___ Records provided ___

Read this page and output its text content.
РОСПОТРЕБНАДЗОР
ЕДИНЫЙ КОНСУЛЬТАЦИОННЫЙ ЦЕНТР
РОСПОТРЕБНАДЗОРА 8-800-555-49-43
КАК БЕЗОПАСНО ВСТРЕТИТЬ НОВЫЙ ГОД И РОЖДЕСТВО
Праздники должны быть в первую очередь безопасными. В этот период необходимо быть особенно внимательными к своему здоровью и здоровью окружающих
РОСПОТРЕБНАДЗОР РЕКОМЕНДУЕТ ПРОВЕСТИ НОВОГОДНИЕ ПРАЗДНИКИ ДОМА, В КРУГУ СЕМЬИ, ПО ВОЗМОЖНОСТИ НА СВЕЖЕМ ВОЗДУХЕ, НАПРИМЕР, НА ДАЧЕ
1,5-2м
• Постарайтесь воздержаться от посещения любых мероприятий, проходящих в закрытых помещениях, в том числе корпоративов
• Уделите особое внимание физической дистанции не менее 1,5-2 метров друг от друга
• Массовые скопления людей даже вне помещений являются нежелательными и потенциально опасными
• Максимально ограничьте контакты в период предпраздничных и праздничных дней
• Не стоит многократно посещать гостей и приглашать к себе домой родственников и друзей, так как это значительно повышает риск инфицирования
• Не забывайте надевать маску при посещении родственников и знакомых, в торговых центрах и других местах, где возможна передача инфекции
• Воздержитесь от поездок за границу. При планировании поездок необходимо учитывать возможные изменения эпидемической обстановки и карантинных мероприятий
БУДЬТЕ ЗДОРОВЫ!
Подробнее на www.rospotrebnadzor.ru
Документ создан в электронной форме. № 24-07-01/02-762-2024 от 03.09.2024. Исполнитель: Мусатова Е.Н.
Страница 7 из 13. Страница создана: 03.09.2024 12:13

___

## Given exercise:
Check all the records above and select each line where the string "родственников" is found.

## Expected output:
• Не стоит многократно посещать гостей и приглашать к себе домой родственников и друзей, так как это значительно повышает риск инфицирования
• Не забывайте надевать маску при посещении родственников и знакомых, в торговых центрах и других местах, где возможна передача инфекции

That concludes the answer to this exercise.